## START
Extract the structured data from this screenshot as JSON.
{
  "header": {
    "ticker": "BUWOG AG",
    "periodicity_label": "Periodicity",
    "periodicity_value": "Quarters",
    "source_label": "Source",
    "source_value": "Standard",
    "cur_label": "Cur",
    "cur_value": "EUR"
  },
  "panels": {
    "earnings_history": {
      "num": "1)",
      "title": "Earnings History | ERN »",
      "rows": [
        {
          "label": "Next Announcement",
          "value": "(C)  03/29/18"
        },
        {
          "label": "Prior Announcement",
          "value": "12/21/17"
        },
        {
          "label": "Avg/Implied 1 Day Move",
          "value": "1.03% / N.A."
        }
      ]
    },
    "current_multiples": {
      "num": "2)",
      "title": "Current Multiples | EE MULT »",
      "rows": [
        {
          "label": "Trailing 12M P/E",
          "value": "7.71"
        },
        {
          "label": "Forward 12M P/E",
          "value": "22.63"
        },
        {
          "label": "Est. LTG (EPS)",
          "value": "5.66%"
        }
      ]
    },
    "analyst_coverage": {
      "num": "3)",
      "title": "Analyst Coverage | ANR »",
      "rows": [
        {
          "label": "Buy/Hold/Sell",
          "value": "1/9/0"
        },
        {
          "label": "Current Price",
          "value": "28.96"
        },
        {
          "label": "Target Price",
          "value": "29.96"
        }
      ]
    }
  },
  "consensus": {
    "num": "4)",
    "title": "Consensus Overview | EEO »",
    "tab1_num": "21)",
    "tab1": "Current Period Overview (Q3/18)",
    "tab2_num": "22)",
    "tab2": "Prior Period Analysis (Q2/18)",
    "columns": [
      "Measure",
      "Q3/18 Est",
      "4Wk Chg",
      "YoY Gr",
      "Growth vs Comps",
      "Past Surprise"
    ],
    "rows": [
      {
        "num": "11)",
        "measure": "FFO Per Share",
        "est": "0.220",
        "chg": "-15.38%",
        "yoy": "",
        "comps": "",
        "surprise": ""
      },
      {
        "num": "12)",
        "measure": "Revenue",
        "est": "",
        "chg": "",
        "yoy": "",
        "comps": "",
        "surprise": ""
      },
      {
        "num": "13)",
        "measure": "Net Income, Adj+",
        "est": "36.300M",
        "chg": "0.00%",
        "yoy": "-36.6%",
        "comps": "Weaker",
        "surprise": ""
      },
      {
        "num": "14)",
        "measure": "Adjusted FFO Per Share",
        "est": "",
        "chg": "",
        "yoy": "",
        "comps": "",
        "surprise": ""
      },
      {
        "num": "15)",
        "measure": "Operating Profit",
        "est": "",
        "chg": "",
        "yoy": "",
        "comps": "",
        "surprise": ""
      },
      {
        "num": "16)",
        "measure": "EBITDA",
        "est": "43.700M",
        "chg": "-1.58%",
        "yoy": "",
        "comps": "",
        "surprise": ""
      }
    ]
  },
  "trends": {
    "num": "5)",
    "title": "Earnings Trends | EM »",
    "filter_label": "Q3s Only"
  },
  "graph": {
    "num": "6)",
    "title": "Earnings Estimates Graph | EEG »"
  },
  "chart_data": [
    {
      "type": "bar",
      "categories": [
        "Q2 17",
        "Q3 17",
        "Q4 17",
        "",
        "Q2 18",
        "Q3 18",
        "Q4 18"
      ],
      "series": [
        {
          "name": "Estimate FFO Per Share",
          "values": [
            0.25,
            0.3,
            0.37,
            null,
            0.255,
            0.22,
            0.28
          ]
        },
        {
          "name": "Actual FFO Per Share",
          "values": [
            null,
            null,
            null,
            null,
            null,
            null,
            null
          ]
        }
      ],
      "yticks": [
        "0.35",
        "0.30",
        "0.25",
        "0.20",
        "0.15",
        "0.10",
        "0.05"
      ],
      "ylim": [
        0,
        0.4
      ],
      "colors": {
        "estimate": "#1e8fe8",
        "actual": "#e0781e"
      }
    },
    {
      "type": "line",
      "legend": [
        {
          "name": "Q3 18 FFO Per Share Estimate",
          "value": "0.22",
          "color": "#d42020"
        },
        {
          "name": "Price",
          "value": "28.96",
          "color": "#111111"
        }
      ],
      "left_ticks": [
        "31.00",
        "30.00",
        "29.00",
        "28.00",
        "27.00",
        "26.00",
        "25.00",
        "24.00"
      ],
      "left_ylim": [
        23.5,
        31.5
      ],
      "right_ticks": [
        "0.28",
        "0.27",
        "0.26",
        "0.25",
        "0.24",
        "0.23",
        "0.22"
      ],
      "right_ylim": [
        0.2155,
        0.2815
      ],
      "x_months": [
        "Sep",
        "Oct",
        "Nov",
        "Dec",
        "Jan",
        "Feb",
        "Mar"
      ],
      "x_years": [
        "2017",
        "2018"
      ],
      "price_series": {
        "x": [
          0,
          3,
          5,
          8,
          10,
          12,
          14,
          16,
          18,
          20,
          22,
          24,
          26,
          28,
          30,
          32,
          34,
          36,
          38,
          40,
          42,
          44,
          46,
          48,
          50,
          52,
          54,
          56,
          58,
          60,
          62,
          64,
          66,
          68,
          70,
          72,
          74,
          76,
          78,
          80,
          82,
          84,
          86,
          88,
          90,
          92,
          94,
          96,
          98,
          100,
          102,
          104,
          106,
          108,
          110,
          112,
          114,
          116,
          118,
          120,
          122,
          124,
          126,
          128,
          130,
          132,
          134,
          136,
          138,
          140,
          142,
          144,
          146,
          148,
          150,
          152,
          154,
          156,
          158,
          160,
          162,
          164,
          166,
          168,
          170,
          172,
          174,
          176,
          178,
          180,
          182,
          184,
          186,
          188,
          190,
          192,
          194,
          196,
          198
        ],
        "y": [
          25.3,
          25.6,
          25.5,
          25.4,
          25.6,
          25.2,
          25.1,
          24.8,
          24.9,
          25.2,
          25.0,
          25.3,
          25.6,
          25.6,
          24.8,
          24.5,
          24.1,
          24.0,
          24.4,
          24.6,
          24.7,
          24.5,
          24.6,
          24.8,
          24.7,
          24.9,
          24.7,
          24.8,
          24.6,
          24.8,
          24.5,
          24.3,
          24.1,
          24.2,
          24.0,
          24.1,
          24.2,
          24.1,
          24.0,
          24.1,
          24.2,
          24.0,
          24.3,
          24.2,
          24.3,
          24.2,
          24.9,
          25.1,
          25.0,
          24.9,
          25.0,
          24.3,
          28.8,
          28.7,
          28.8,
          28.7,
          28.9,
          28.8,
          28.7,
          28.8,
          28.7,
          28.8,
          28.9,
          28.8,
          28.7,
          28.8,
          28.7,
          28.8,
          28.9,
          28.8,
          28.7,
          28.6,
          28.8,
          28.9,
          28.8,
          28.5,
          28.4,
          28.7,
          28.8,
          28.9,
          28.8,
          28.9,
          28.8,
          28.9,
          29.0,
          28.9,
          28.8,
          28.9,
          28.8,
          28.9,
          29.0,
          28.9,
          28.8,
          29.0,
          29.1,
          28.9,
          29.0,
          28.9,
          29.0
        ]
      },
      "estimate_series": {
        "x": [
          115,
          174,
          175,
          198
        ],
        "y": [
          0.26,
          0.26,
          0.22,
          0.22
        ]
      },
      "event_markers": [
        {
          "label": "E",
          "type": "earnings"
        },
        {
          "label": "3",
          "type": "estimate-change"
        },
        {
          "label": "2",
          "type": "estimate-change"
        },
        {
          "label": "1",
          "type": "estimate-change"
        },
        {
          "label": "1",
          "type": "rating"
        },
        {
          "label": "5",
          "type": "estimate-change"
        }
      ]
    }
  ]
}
## END
- Goal
Take every line above carrying "title" and return it.

- Exercise answer
      "title": "Earnings History | ERN »",
      "title": "Current Multiples | EE MULT »",
      "title": "Analyst Coverage | ANR »",
    "title": "Consensus Overview | EEO »",
    "title": "Earnings Trends | EM »",
    "title": "Earnings Estimates Graph | EEG »"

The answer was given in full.